- **PROBLEM TO SOLVE**: Reproduce every one of the records with each occurrence of "legend-item" swapped for "legend-entry", keeping all other text the same.

- **SUPPLIED MATERIAL**:
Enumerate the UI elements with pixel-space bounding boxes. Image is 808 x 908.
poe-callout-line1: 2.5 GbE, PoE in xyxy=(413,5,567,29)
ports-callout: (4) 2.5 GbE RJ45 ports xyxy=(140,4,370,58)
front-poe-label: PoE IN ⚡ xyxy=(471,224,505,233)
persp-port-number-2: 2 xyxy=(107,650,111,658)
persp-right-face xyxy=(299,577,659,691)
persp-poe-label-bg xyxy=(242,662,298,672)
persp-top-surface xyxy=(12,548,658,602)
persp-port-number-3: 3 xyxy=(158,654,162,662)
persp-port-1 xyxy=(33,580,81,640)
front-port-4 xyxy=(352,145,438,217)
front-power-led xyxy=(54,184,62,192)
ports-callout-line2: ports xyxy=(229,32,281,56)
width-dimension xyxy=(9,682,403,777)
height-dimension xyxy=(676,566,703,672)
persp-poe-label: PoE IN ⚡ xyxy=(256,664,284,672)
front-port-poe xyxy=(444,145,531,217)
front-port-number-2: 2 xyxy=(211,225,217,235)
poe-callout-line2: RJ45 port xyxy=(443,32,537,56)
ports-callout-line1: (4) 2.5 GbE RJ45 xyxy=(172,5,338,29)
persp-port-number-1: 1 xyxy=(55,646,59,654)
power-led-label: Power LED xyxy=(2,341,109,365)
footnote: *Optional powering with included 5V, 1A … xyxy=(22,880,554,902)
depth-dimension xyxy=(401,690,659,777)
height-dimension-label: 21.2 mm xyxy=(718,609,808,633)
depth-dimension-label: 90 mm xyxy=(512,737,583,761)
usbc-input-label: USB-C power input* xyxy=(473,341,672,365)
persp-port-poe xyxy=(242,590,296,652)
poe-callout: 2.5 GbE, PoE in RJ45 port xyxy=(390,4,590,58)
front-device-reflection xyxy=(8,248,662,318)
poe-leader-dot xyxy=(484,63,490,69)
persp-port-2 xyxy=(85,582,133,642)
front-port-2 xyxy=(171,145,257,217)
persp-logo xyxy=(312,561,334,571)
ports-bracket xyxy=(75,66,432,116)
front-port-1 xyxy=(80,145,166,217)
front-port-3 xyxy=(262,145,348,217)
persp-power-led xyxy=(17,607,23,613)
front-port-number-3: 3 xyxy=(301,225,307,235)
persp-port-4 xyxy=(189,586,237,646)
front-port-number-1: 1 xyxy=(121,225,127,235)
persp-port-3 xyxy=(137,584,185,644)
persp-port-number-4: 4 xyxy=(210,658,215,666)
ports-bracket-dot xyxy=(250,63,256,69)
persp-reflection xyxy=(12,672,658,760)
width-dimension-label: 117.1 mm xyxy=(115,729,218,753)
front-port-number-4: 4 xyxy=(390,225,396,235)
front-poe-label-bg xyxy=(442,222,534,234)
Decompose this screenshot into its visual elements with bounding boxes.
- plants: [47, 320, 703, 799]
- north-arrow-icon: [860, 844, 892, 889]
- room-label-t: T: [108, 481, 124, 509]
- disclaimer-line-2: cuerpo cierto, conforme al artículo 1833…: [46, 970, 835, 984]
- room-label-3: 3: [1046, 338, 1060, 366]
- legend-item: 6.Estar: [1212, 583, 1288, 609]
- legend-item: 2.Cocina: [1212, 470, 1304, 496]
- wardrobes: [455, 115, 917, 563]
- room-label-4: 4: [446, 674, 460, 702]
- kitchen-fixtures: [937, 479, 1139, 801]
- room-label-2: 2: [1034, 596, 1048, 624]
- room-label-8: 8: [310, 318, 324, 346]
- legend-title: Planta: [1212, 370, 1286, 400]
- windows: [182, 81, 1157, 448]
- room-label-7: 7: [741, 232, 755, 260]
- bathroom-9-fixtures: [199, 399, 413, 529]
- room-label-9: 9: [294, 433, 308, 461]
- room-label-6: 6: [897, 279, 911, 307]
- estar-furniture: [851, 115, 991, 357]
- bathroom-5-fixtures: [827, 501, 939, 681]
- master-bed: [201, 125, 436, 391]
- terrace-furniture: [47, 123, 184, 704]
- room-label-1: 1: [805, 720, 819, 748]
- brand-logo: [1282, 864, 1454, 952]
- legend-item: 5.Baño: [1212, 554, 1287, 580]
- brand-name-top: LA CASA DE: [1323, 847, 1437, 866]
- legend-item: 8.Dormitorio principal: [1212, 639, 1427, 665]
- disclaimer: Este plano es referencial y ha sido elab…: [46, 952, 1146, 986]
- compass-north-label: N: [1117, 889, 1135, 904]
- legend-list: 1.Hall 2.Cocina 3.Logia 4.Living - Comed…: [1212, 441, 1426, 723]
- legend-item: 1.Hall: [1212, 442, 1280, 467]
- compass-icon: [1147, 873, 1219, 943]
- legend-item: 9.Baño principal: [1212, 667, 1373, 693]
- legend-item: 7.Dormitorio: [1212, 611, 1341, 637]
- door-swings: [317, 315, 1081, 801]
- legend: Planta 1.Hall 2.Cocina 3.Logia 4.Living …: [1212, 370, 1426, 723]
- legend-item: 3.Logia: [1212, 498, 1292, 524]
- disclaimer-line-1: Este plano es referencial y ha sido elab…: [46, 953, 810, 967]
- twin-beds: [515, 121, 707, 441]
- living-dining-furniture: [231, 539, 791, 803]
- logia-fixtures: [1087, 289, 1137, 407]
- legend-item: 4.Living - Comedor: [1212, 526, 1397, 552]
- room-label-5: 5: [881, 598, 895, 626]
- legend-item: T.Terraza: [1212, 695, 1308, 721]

- **EXERCISE OUTPUT**:
Enumerate the UI elements with pixel-space bounding boxes. Image is 808 x 908.
poe-callout-line1: 2.5 GbE, PoE in xyxy=(413,5,567,29)
ports-callout: (4) 2.5 GbE RJ45 ports xyxy=(140,4,370,58)
front-poe-label: PoE IN ⚡ xyxy=(471,224,505,233)
persp-port-number-2: 2 xyxy=(107,650,111,658)
persp-right-face xyxy=(299,577,659,691)
persp-poe-label-bg xyxy=(242,662,298,672)
persp-top-surface xyxy=(12,548,658,602)
persp-port-number-3: 3 xyxy=(158,654,162,662)
persp-port-1 xyxy=(33,580,81,640)
front-port-4 xyxy=(352,145,438,217)
front-power-led xyxy=(54,184,62,192)
ports-callout-line2: ports xyxy=(229,32,281,56)
width-dimension xyxy=(9,682,403,777)
height-dimension xyxy=(676,566,703,672)
persp-poe-label: PoE IN ⚡ xyxy=(256,664,284,672)
front-port-poe xyxy=(444,145,531,217)
front-port-number-2: 2 xyxy=(211,225,217,235)
poe-callout-line2: RJ45 port xyxy=(443,32,537,56)
ports-callout-line1: (4) 2.5 GbE RJ45 xyxy=(172,5,338,29)
persp-port-number-1: 1 xyxy=(55,646,59,654)
power-led-label: Power LED xyxy=(2,341,109,365)
footnote: *Optional powering with included 5V, 1A … xyxy=(22,880,554,902)
depth-dimension xyxy=(401,690,659,777)
height-dimension-label: 21.2 mm xyxy=(718,609,808,633)
depth-dimension-label: 90 mm xyxy=(512,737,583,761)
usbc-input-label: USB-C power input* xyxy=(473,341,672,365)
persp-port-poe xyxy=(242,590,296,652)
poe-callout: 2.5 GbE, PoE in RJ45 port xyxy=(390,4,590,58)
front-device-reflection xyxy=(8,248,662,318)
poe-leader-dot xyxy=(484,63,490,69)
persp-port-2 xyxy=(85,582,133,642)
front-port-2 xyxy=(171,145,257,217)
persp-logo xyxy=(312,561,334,571)
ports-bracket xyxy=(75,66,432,116)
front-port-1 xyxy=(80,145,166,217)
front-port-3 xyxy=(262,145,348,217)
persp-power-led xyxy=(17,607,23,613)
front-port-number-3: 3 xyxy=(301,225,307,235)
persp-port-4 xyxy=(189,586,237,646)
front-port-number-1: 1 xyxy=(121,225,127,235)
persp-port-3 xyxy=(137,584,185,644)
persp-port-number-4: 4 xyxy=(210,658,215,666)
ports-bracket-dot xyxy=(250,63,256,69)
persp-reflection xyxy=(12,672,658,760)
width-dimension-label: 117.1 mm xyxy=(115,729,218,753)
front-port-number-4: 4 xyxy=(390,225,396,235)
front-poe-label-bg xyxy=(442,222,534,234)
Decompose this screenshot into its visual elements with bounding boxes.
- plants: [47, 320, 703, 799]
- north-arrow-icon: [860, 844, 892, 889]
- room-label-t: T: [108, 481, 124, 509]
- disclaimer-line-2: cuerpo cierto, conforme al artículo 1833…: [46, 970, 835, 984]
- room-label-3: 3: [1046, 338, 1060, 366]
- legend-entry: 6.Estar: [1212, 583, 1288, 609]
- legend-entry: 2.Cocina: [1212, 470, 1304, 496]
- wardrobes: [455, 115, 917, 563]
- room-label-4: 4: [446, 674, 460, 702]
- kitchen-fixtures: [937, 479, 1139, 801]
- room-label-2: 2: [1034, 596, 1048, 624]
- room-label-8: 8: [310, 318, 324, 346]
- legend-title: Planta: [1212, 370, 1286, 400]
- windows: [182, 81, 1157, 448]
- room-label-7: 7: [741, 232, 755, 260]
- bathroom-9-fixtures: [199, 399, 413, 529]
- room-label-9: 9: [294, 433, 308, 461]
- room-label-6: 6: [897, 279, 911, 307]
- estar-furniture: [851, 115, 991, 357]
- bathroom-5-fixtures: [827, 501, 939, 681]
- master-bed: [201, 125, 436, 391]
- terrace-furniture: [47, 123, 184, 704]
- room-label-1: 1: [805, 720, 819, 748]
- brand-logo: [1282, 864, 1454, 952]
- legend-entry: 5.Baño: [1212, 554, 1287, 580]
- brand-name-top: LA CASA DE: [1323, 847, 1437, 866]
- legend-entry: 8.Dormitorio principal: [1212, 639, 1427, 665]
- disclaimer: Este plano es referencial y ha sido elab…: [46, 952, 1146, 986]
- compass-north-label: N: [1117, 889, 1135, 904]
- legend-list: 1.Hall 2.Cocina 3.Logia 4.Living - Comed…: [1212, 441, 1426, 723]
- legend-entry: 1.Hall: [1212, 442, 1280, 467]
- compass-icon: [1147, 873, 1219, 943]
- legend-entry: 9.Baño principal: [1212, 667, 1373, 693]
- legend-entry: 7.Dormitorio: [1212, 611, 1341, 637]
- door-swings: [317, 315, 1081, 801]
- legend: Planta 1.Hall 2.Cocina 3.Logia 4.Living …: [1212, 370, 1426, 723]
- legend-entry: 3.Logia: [1212, 498, 1292, 524]
- disclaimer-line-1: Este plano es referencial y ha sido elab…: [46, 953, 810, 967]
- twin-beds: [515, 121, 707, 441]
- living-dining-furniture: [231, 539, 791, 803]
- logia-fixtures: [1087, 289, 1137, 407]
- legend-entry: 4.Living - Comedor: [1212, 526, 1397, 552]
- room-label-5: 5: [881, 598, 895, 626]
- legend-entry: T.Terraza: [1212, 695, 1308, 721]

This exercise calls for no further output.